======== Records for the task ========

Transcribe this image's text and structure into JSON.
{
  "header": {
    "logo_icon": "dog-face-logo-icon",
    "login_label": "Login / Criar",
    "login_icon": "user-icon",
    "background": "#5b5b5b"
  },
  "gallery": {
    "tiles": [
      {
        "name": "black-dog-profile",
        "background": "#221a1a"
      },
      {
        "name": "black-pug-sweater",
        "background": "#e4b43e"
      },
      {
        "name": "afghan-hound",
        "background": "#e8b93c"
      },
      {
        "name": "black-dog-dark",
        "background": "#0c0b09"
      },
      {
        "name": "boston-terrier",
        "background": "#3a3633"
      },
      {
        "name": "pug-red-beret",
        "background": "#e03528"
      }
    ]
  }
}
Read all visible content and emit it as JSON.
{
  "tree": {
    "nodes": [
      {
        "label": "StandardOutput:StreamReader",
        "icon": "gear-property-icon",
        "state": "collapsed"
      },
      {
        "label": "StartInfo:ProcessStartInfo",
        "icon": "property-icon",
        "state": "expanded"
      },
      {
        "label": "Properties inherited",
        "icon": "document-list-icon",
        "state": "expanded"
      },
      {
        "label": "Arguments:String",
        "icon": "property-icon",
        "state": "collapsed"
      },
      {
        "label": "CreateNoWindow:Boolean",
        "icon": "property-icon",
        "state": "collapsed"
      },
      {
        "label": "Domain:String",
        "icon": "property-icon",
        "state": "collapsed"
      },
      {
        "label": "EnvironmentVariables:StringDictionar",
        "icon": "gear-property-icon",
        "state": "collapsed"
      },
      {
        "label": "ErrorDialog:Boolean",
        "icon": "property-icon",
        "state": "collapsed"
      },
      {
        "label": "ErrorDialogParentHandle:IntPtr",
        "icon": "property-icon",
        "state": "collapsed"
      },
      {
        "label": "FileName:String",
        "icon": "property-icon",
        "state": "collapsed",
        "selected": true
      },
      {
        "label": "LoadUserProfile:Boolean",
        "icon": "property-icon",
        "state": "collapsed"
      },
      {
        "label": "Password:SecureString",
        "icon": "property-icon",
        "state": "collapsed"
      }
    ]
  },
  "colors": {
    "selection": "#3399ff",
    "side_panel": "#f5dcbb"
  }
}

========

▶ **Aim of the task**: Print all of the entries exactly as they appear.

▶ **Response**:
Transcribe this image's text and structure into JSON.
{
  "header": {
    "logo_icon": "dog-face-logo-icon",
    "login_label": "Login / Criar",
    "login_icon": "user-icon",
    "background": "#5b5b5b"
  },
  "gallery": {
    "tiles": [
      {
        "name": "black-dog-profile",
        "background": "#221a1a"
      },
      {
        "name": "black-pug-sweater",
        "background": "#e4b43e"
      },
      {
        "name": "afghan-hound",
        "background": "#e8b93c"
      },
      {
        "name": "black-dog-dark",
        "background": "#0c0b09"
      },
      {
        "name": "boston-terrier",
        "background": "#3a3633"
      },
      {
        "name": "pug-red-beret",
        "background": "#e03528"
      }
    ]
  }
}
Read all visible content and emit it as JSON.
{
  "tree": {
    "nodes": [
      {
        "label": "StandardOutput:StreamReader",
        "icon": "gear-property-icon",
        "state": "collapsed"
      },
      {
        "label": "StartInfo:ProcessStartInfo",
        "icon": "property-icon",
        "state": "expanded"
      },
      {
        "label": "Properties inherited",
        "icon": "document-list-icon",
        "state": "expanded"
      },
      {
        "label": "Arguments:String",
        "icon": "property-icon",
        "state": "collapsed"
      },
      {
        "label": "CreateNoWindow:Boolean",
        "icon": "property-icon",
        "state": "collapsed"
      },
      {
        "label": "Domain:String",
        "icon": "property-icon",
        "state": "collapsed"
      },
      {
        "label": "EnvironmentVariables:StringDictionar",
        "icon": "gear-property-icon",
        "state": "collapsed"
      },
      {
        "label": "ErrorDialog:Boolean",
        "icon": "property-icon",
        "state": "collapsed"
      },
      {
        "label": "ErrorDialogParentHandle:IntPtr",
        "icon": "property-icon",
        "state": "collapsed"
      },
      {
        "label": "FileName:String",
        "icon": "property-icon",
        "state": "collapsed",
        "selected": true
      },
      {
        "label": "LoadUserProfile:Boolean",
        "icon": "property-icon",
        "state": "collapsed"
      },
      {
        "label": "Password:SecureString",
        "icon": "property-icon",
        "state": "collapsed"
      }
    ]
  },
  "colors": {
    "selection": "#3399ff",
    "side_panel": "#f5dcbb"
  }
}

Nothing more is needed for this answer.